Exercise instructions =
**a)** Please repeat the part of the telecom mergers text from "Case Studies Analysis" up to and including "merger (Brown and Bird, 2019).", switching "Ameritech Corporation" to "Ameritech Inc.".
**b)** List every source the telecom mergers text cites, giving the authors and year for each.
**c)** Extend the text on telecommunication mergers and acquisitions, starting after its final sentence.

This chapter highlights the results and analysis of the primary and secondary data that was obtained. Thematic data analysis was used for the interviews and case studies, which identified common patterns, phrases, ideas, and topics within the text. The first research question aimed to find the critical motivations of telecommunication companies to select mergers and acquisitions as the form of corporate restructuring. An overview of the interviews carried out with the high-level management from the four companies indicated factors that lead to effective merger and acquisition outcomes. The case studies also contain information on the merger and acquisition effectiveness.

Impact of Mergers and Acquisitions on Corporate Restructuring

The telecommunications sector in the US experienced significant growth after the rise of mergers and acquisitions, and this led to an increase in earnings in the corporates involved. The operating capacity of the three companies increased significantly through their mergers and acquisitions, as well as accumulated a build-up of new equity capital. This enhanced their capacities of profit and revenue after mergers and acquisitions.

Case Studies Analysis

AT&T Bell South Acquisition

Key Motivations for Corporate Restructuring

In 1997 AT&T merged with the Pacific Telesis Group then the Southern New England Telecommunications Corporation in 1998 (Brown and Bird, 2019). By 1999 the corporation merged with the Ameritech Corporation, and this gave it the ability to expand its wireline operations within the US. In 2011, AT&T acquired T-Mobile USA, which made it become the second most popular mobile carrier in the US because it had a market share of 43 percent from 32 percent before the merger (Brown and Bird, 2019).

AT&T acquired Bell South in 2006, which provided it with control of 40 percent of Cingular Wireless, which meant that both companies had to share control of AT&T Wireless, which is the most popular mobile phone operator (DePamphilis, 2019). As a result, AT&T Incorporated has managed to become the most prominent US-based phone company following the acquisition of Bell South that added it an additional 1.2 million wireless mobile phone clientele (DePamphilis, 2019).

Shareholder Value

Based on the literature, stakeholders believe that mergers and acquisitions instigate beneficial effects for the companies involved. On the other hand, Han et al. (2018) reveal that mergers and acquisitions can lead to negative values for individual companies after the process is complete. In the case of AT&T acquisition of Bell South, there were synergies between Bell South as the target and AT&T as the acquirer which were immediately valued by the market. This merger and acquisition deal bidder (AT&T) experienced a significant positive return of 0.7 percent (Nandi and Nandi, 2017). Moreover, in terms of the shareholder’s wealth, the target (Bell South) experienced abnormally high returns especially when the acquisition was still hostile. However, the bidders (AT&T) experienced loss by an average of 2.5 percent (Sarala et al., 2019).

Provided records =

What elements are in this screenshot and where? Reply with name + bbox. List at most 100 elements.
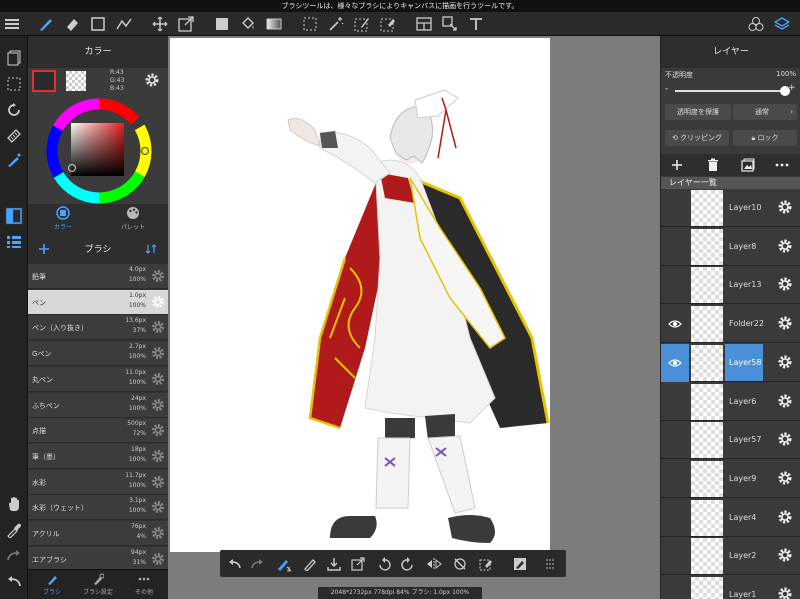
select-eraser-icon[interactable]: [378, 14, 398, 34]
layer-settings-gear-icon[interactable]: [777, 354, 793, 370]
tab-palette[interactable]: パレット: [118, 206, 148, 231]
undo-icon[interactable]: [4, 572, 24, 592]
redo-button-icon[interactable]: [248, 554, 268, 574]
pen-icon[interactable]: [300, 554, 320, 574]
brush-settings-gear-icon[interactable]: [151, 500, 165, 514]
brush-item[interactable]: 水彩 11.7px 100%: [28, 469, 168, 495]
layer-visibility-eye-icon[interactable]: [661, 266, 689, 304]
tab-brush-settings[interactable]: ブラシ設定: [78, 573, 118, 596]
select-pen-icon[interactable]: [352, 14, 372, 34]
layer-visibility-eye-icon[interactable]: [661, 537, 689, 575]
drawing-canvas[interactable]: [170, 38, 550, 552]
layer-more-icon[interactable]: [775, 163, 789, 167]
layer-visibility-eye-icon[interactable]: [661, 343, 689, 382]
brush-tool-icon[interactable]: [36, 14, 56, 34]
layer-settings-gear-icon[interactable]: [777, 393, 793, 409]
brush-settings-gear-icon[interactable]: [151, 295, 165, 309]
gradient-tool-icon[interactable]: [264, 14, 284, 34]
correction-tool-icon[interactable]: [114, 14, 134, 34]
panel-list-icon[interactable]: [4, 232, 24, 252]
operation-tool-icon[interactable]: [440, 14, 460, 34]
panel-layout-icon[interactable]: [4, 206, 24, 226]
layer-settings-gear-icon[interactable]: [777, 238, 793, 254]
hand-tool-icon[interactable]: [4, 494, 24, 514]
brush-snap-icon[interactable]: [274, 554, 294, 574]
layer-settings-gear-icon[interactable]: [777, 315, 793, 331]
ruler-icon[interactable]: [4, 126, 24, 146]
lock-button[interactable]: 🔒︎ ロック: [733, 130, 797, 146]
layer-row[interactable]: Layer9: [661, 459, 800, 498]
frame-divider-icon[interactable]: [414, 14, 434, 34]
opacity-slider[interactable]: [675, 86, 790, 96]
opacity-plus-icon[interactable]: +: [788, 83, 796, 93]
tab-color[interactable]: カラー: [48, 206, 78, 231]
tab-brush[interactable]: ブラシ: [32, 573, 72, 596]
layer-settings-gear-icon[interactable]: [777, 199, 793, 215]
rotate-right-icon[interactable]: [398, 554, 418, 574]
opacity-minus-icon[interactable]: -: [665, 84, 668, 94]
delete-layer-icon[interactable]: [707, 158, 719, 172]
color-settings-gear-icon[interactable]: [144, 72, 160, 88]
hue-color-wheel[interactable]: [44, 96, 154, 206]
gallery-icon[interactable]: [4, 48, 24, 68]
import-icon[interactable]: [324, 554, 344, 574]
protect-alpha-button[interactable]: 透明度を保護: [665, 104, 731, 120]
shape-tool-icon[interactable]: [88, 14, 108, 34]
layer-image-icon[interactable]: [741, 158, 755, 172]
clipping-button[interactable]: ⟲ クリッピング: [665, 130, 729, 146]
brush-item[interactable]: アクリル 76px 4%: [28, 521, 168, 546]
flip-horizontal-icon[interactable]: [424, 554, 444, 574]
layer-visibility-eye-icon[interactable]: [661, 383, 689, 421]
brush-item[interactable]: ふちペン 24px 100%: [28, 392, 168, 418]
brush-item[interactable]: ペン 1.0px 100%: [28, 289, 168, 315]
sort-brush-icon[interactable]: [145, 243, 157, 255]
magic-wand-icon[interactable]: [326, 14, 346, 34]
layer-row[interactable]: Layer57: [661, 421, 800, 460]
add-layer-icon[interactable]: [671, 159, 683, 171]
layer-visibility-eye-icon[interactable]: [661, 305, 689, 343]
layer-visibility-eye-icon[interactable]: [661, 421, 689, 459]
menu-icon[interactable]: [2, 14, 22, 34]
brush-settings-gear-icon[interactable]: [151, 320, 165, 334]
layer-visibility-eye-icon[interactable]: [661, 460, 689, 498]
layer-row[interactable]: Layer13: [661, 266, 800, 305]
select-rect-icon[interactable]: [300, 14, 320, 34]
add-brush-icon[interactable]: [38, 243, 50, 255]
brush-item[interactable]: 鉛筆 4.0px 100%: [28, 264, 168, 289]
transform-icon[interactable]: [348, 554, 368, 574]
brush-settings-gear-icon[interactable]: [151, 423, 165, 437]
layers-toggle-icon[interactable]: [772, 14, 792, 34]
rotate-canvas-icon[interactable]: [4, 100, 24, 120]
brush-settings-gear-icon[interactable]: [151, 475, 165, 489]
brush-item[interactable]: 水彩（ウェット） 3.1px 100%: [28, 495, 168, 521]
canvas-area[interactable]: [168, 36, 660, 599]
layer-visibility-eye-icon[interactable]: [661, 189, 689, 227]
layer-visibility-eye-icon[interactable]: [661, 228, 689, 266]
layer-visibility-eye-icon[interactable]: [661, 576, 689, 599]
layer-row[interactable]: Layer8: [661, 227, 800, 266]
layer-row[interactable]: Layer4: [661, 498, 800, 537]
bucket-tool-icon[interactable]: [238, 14, 258, 34]
redo-icon[interactable]: [4, 546, 24, 566]
brush-item[interactable]: エアブラシ 94px 31%: [28, 546, 168, 572]
snap-pen-icon[interactable]: [4, 150, 24, 170]
layer-visibility-eye-icon[interactable]: [661, 499, 689, 537]
move-tool-icon[interactable]: [150, 14, 170, 34]
brush-item[interactable]: ペン（入り抜き） 13.6px 37%: [28, 315, 168, 341]
blend-mode-select[interactable]: 通常 ›: [733, 104, 797, 120]
eraser-tool-icon[interactable]: [62, 14, 82, 34]
layer-row[interactable]: Layer1: [661, 576, 800, 599]
edit-mode-icon[interactable]: [510, 554, 530, 574]
brush-settings-gear-icon[interactable]: [151, 269, 165, 283]
brush-settings-gear-icon[interactable]: [151, 346, 165, 360]
materials-icon[interactable]: [746, 14, 766, 34]
transform-tool-icon[interactable]: [176, 14, 196, 34]
brush-settings-gear-icon[interactable]: [151, 552, 165, 566]
eyedropper-icon[interactable]: [4, 520, 24, 540]
layer-settings-gear-icon[interactable]: [777, 509, 793, 525]
layer-row[interactable]: Layer58: [661, 343, 800, 382]
layer-settings-gear-icon[interactable]: [777, 431, 793, 447]
brush-settings-gear-icon[interactable]: [151, 372, 165, 386]
layer-settings-gear-icon[interactable]: [777, 470, 793, 486]
selection-eraser-icon[interactable]: [476, 554, 496, 574]
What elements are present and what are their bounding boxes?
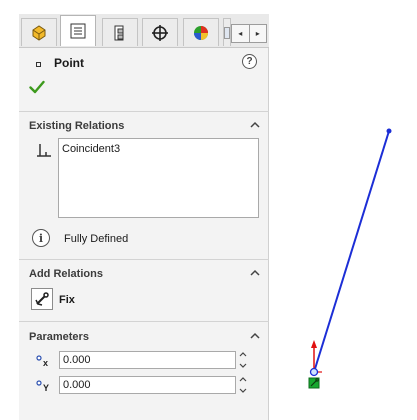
selected-point[interactable]: [309, 367, 319, 377]
graphics-area[interactable]: [0, 0, 417, 420]
sketch-line[interactable]: [313, 130, 390, 373]
fixed-relation-marker-icon: [308, 377, 320, 389]
sketch-endpoint[interactable]: [386, 128, 392, 134]
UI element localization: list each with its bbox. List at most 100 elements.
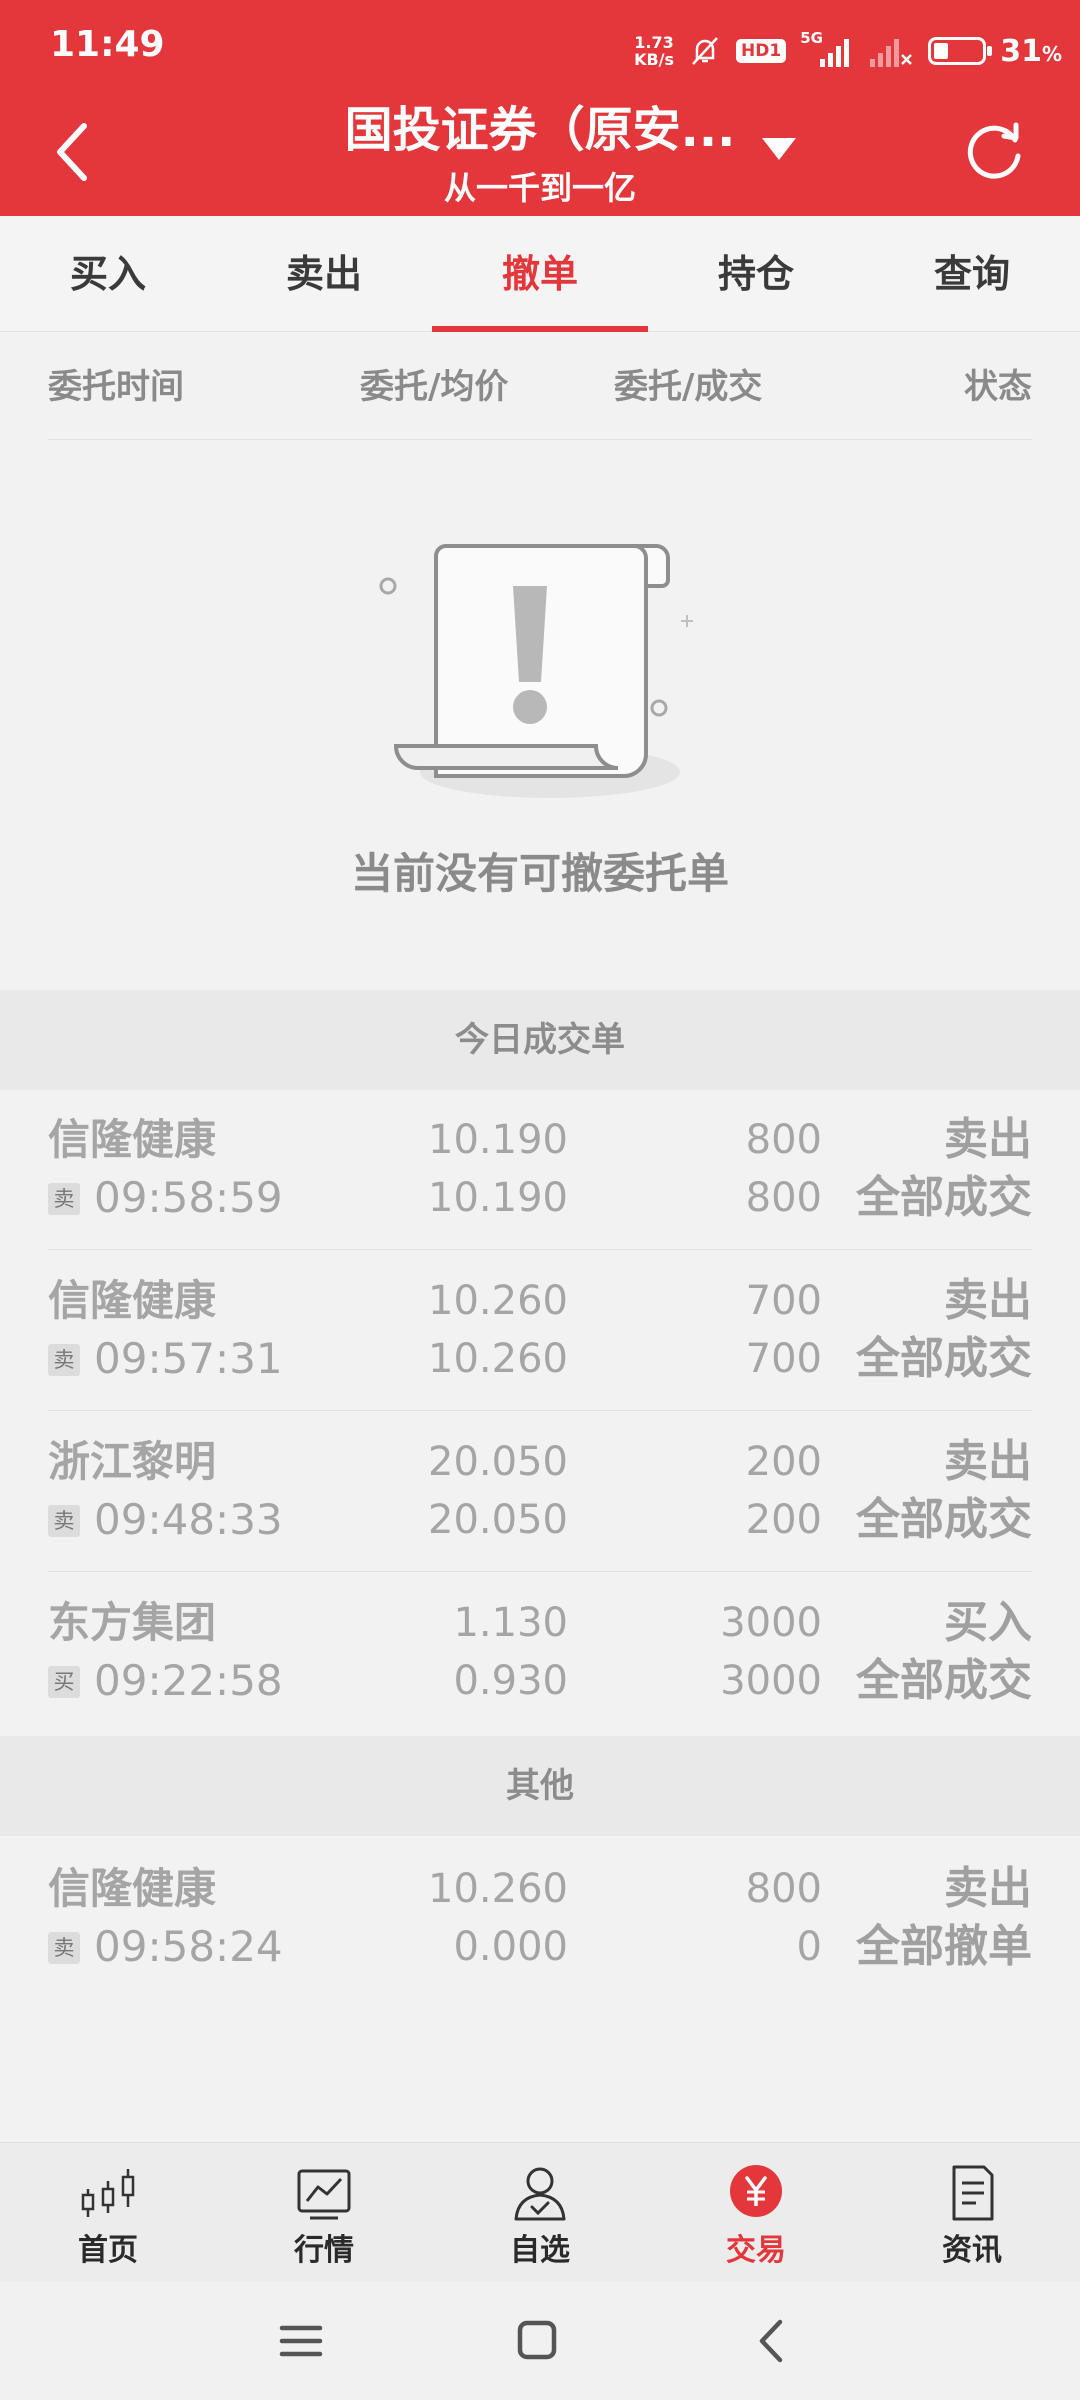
nav-news[interactable]: 资讯 — [864, 2143, 1080, 2283]
status-bar: 11:49 1.73 KB/s HD1 5G 31% — [0, 0, 1080, 100]
order-status: 全部成交 — [856, 1494, 1032, 1545]
app-header: 11:49 1.73 KB/s HD1 5G 31% 国投证券（原安... 从一… — [0, 0, 1080, 216]
order-qty: 800 — [745, 1866, 822, 1912]
order-qty: 700 — [745, 1278, 822, 1324]
signal-5g: 5G — [800, 29, 854, 71]
order-direction: 卖出 — [944, 1275, 1032, 1326]
trade-tabs: 买入 卖出 撤单 持仓 查询 — [0, 216, 1080, 332]
menu-icon[interactable] — [266, 2306, 336, 2376]
order-direction: 卖出 — [944, 1114, 1032, 1165]
order-direction: 卖出 — [944, 1436, 1032, 1487]
empty-scroll-icon — [379, 544, 693, 798]
order-time: 09:22:58 — [94, 1656, 283, 1705]
system-nav-bar — [0, 2282, 1080, 2400]
home-square-icon[interactable] — [502, 2306, 572, 2376]
tab-sell[interactable]: 卖出 — [216, 216, 432, 332]
signal-icon — [820, 39, 850, 67]
order-row[interactable]: 信隆健康 卖 09:58:24 10.260 0.000 800 0 卖出 全部… — [48, 1839, 1032, 1999]
order-status: 全部成交 — [856, 1655, 1032, 1706]
yuan-icon — [730, 2165, 782, 2217]
hd-badge: HD1 — [736, 39, 787, 63]
person-check-icon — [514, 2167, 566, 2221]
order-direction: 买入 — [944, 1597, 1032, 1648]
filled-qty: 800 — [745, 1175, 822, 1221]
nav-market[interactable]: 行情 — [216, 2143, 432, 2283]
stock-name: 信隆健康 — [48, 1276, 217, 1325]
avg-price: 0.000 — [453, 1924, 568, 1970]
order-status: 全部成交 — [856, 1333, 1032, 1384]
document-icon — [952, 2165, 994, 2221]
side-tag: 卖 — [48, 1344, 80, 1376]
refresh-button[interactable] — [960, 116, 1030, 186]
tab-query[interactable]: 查询 — [864, 216, 1080, 332]
order-direction: 卖出 — [944, 1863, 1032, 1914]
broker-title[interactable]: 国投证券（原安... — [0, 96, 1080, 164]
order-price: 10.260 — [428, 1866, 568, 1912]
avg-price: 10.260 — [428, 1336, 568, 1382]
section-today-filled: 今日成交单 — [0, 990, 1080, 1090]
bell-muted-icon — [692, 37, 718, 65]
col-order-time: 委托时间 — [48, 367, 184, 407]
tab-cancel[interactable]: 撤单 — [432, 216, 648, 332]
filled-qty: 3000 — [720, 1658, 822, 1704]
avg-price: 20.050 — [428, 1497, 568, 1543]
order-qty: 3000 — [720, 1600, 822, 1646]
order-status: 全部撤单 — [856, 1921, 1032, 1972]
net-speed-unit: KB/s — [634, 50, 675, 69]
order-price: 10.260 — [428, 1278, 568, 1324]
nav-label: 交易 — [726, 2233, 786, 2268]
col-status: 状态 — [964, 367, 1032, 407]
nav-watchlist[interactable]: 自选 — [432, 2143, 648, 2283]
avg-price: 0.930 — [453, 1658, 568, 1704]
nav-trade[interactable]: 交易 — [648, 2143, 864, 2283]
refresh-icon — [967, 122, 1021, 179]
side-tag: 卖 — [48, 1505, 80, 1537]
nav-label: 自选 — [510, 2233, 570, 2268]
nav-home[interactable]: 首页 — [0, 2143, 216, 2283]
order-row[interactable]: 东方集团 买 09:22:58 1.130 0.930 3000 3000 买入… — [48, 1573, 1032, 1733]
status-time: 11:49 — [50, 24, 165, 65]
bottom-nav: 首页 行情 自选 交易 资讯 — [0, 2142, 1080, 2282]
battery-icon — [928, 37, 993, 65]
stock-name: 信隆健康 — [48, 1864, 217, 1913]
battery-level: 31% — [1000, 33, 1062, 69]
back-triangle-icon[interactable] — [738, 2306, 808, 2376]
status-icons: 1.73 KB/s HD1 5G 31% — [634, 26, 1062, 76]
order-row[interactable]: 信隆健康 卖 09:58:59 10.190 10.190 800 800 卖出… — [48, 1090, 1032, 1250]
filled-qty: 0 — [796, 1924, 822, 1970]
filled-qty: 200 — [745, 1497, 822, 1543]
col-price: 委托/均价 — [360, 367, 509, 407]
nav-label: 行情 — [294, 2233, 354, 2268]
order-row[interactable]: 浙江黎明 卖 09:48:33 20.050 20.050 200 200 卖出… — [48, 1412, 1032, 1572]
order-time: 09:48:33 — [94, 1495, 283, 1544]
signal-no-service-icon — [870, 39, 913, 67]
net-speed-value: 1.73 — [634, 33, 674, 52]
order-status: 全部成交 — [856, 1172, 1032, 1223]
side-tag: 卖 — [48, 1932, 80, 1964]
side-tag: 卖 — [48, 1183, 80, 1215]
column-headers: 委托时间 委托/均价 委托/成交 状态 — [48, 334, 1032, 440]
stock-name: 信隆健康 — [48, 1115, 217, 1164]
side-tag: 买 — [48, 1666, 80, 1698]
avg-price: 10.190 — [428, 1175, 568, 1221]
tab-holdings[interactable]: 持仓 — [648, 216, 864, 332]
order-qty: 800 — [745, 1117, 822, 1163]
col-quantity: 委托/成交 — [614, 367, 763, 407]
filled-qty: 700 — [745, 1336, 822, 1382]
net-speed: 1.73 KB/s — [634, 34, 674, 68]
dropdown-arrow-icon[interactable] — [762, 138, 796, 160]
nav-label: 首页 — [78, 2233, 138, 2268]
order-time: 09:58:24 — [94, 1922, 283, 1971]
candlestick-icon — [81, 2169, 135, 2217]
order-price: 1.130 — [453, 1600, 568, 1646]
order-qty: 200 — [745, 1439, 822, 1485]
section-other: 其他 — [0, 1736, 1080, 1836]
account-subtitle: 从一千到一亿 — [443, 169, 636, 207]
nav-label: 资讯 — [942, 2233, 1002, 2268]
stock-name: 东方集团 — [48, 1598, 217, 1647]
empty-message: 当前没有可撤委托单 — [350, 849, 729, 898]
tab-buy[interactable]: 买入 — [0, 216, 216, 332]
order-price: 10.190 — [428, 1117, 568, 1163]
stock-name: 浙江黎明 — [48, 1437, 217, 1486]
order-row[interactable]: 信隆健康 卖 09:57:31 10.260 10.260 700 700 卖出… — [48, 1251, 1032, 1411]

Expected answers =
**a)**
Case Studies Analysis

AT&T Bell South Acquisition

Key Motivations for Corporate Restructuring

In 1997 AT&T merged with the Pacific Telesis Group then the Southern New England Telecommunications Corporation in 1998 (Brown and Bird, 2019). By 1999 the corporation merged with the Ameritech Inc., and this gave it the ability to expand its wireline operations within the US. In 2011, AT&T acquired T-Mobile USA, which made it become the second most popular mobile carrier in the US because it had a market share of 43 percent from 32 percent before the merger (Brown and Bird, 2019).

**b)**
- Brown and Bird, 2019
- DePamphilis, 2019
- Han et al., 2018
- Nandi and Nandi, 2017
- Sarala et al., 2019

**c)**
This acquisition indicates that synergies is a motive for mergers and acquisitions because the target returns are significantly successful in the US. According to Koi-Akrofi (2016), synergies can be manifested in form of managerial and financial aspects, this plays an important function in generating returns, growth, and margins. In the acquisition of Bell South by AT&T, the financial synergies arose from their combined average capital costs which led to high cash flow.

Jedin and Md Saad (2016) indicate that synergies indeed create value but accurate estimation has to be ensured because some mergers and acquisitions can fail to attain planned synergy goals. AT&T acquired Bell South in order to create a higher value for the corporation as compared to how it was before the transaction. This gave the corporation a higher competitive advantage in the US telecommunications market.

Merger Risks

It took a while to reach an agreement for AT&T and Bell South and this is considered as a condition that may make the merger and acquisition fail or succeed. For instance, Bell South had set expectations that AT&T was unable to meet at the time. The companies had significantly distinctive corporate cultures. Bell South was a conservative company that had a strong ethic of abiding by rules from the top management. At the same time, AT&T was more liberal and expected staff to be independent and create solutions to arising problems.

Based on the literature review, dysynergy can occur during the merging and acquisition process and this can weaken the competitive position of the companies or destroy it (Koi-Akrofi, 2016).

Exxon and Mobile Merger

Key Motivations for Corporate Restructuring

The Mobile Corporation and Exxon consolidated in 1999 and is still the most influential company in the world. Both companies were struggling to operate because of their reduced profits. Furthermore, based on the financial market at the time, the companies were only going to be more profitable if they could make themselves more efficient (Jedin and Md Saad, 2016). Exxon attempted to become more effective by streamlining operations which attained immense economies of scale. As a result, its marginal cost of instilling further improvement exceeded the savings that were produced (Jedin and Md Saad, 2016). This meant that Exxon needed to achieve significant growth to attain scale economies.

Exxon determined that it would increase the value of its assets by acquiring another company to maximize reserves that would catalyse an increase in the wealth of the stakeholders and reduce operational risk, appreciate the assets of the company and increase production. Exxon determined acquisition of Mobile as risk free even if it would have been at a high premium price (Han, Jo, & Kang, 2018). Thus, it can be concluded that the low financial market in the telecommunications sector triggered the merger and acquisition at the time.

The turnover growth from the post-merger grew significantly higher than the pre-merger growth rate of both companies. This means that the merger attracted a superior market performance due to the market power of each of the firms that were set to merge. Furthermore, the growth was as a result of significant asset acquisition through both companies’ internal investments.

Value Factors

Exxon and Mobile formed a horizontal merger and this showed that significant synergies would be formed between the companies (Han, Jo, & Kang, 2018). Apart from the evident strategic advantages, the two companies would combine their telecommunications markets and limit duplicative administrative operations which would increase Mobile’s value to Exxon as compared to its value to an organization outside the telecommunications industry. Such qualitative benefits show that a merged company can be more valuable in comparison with companies that remain separate.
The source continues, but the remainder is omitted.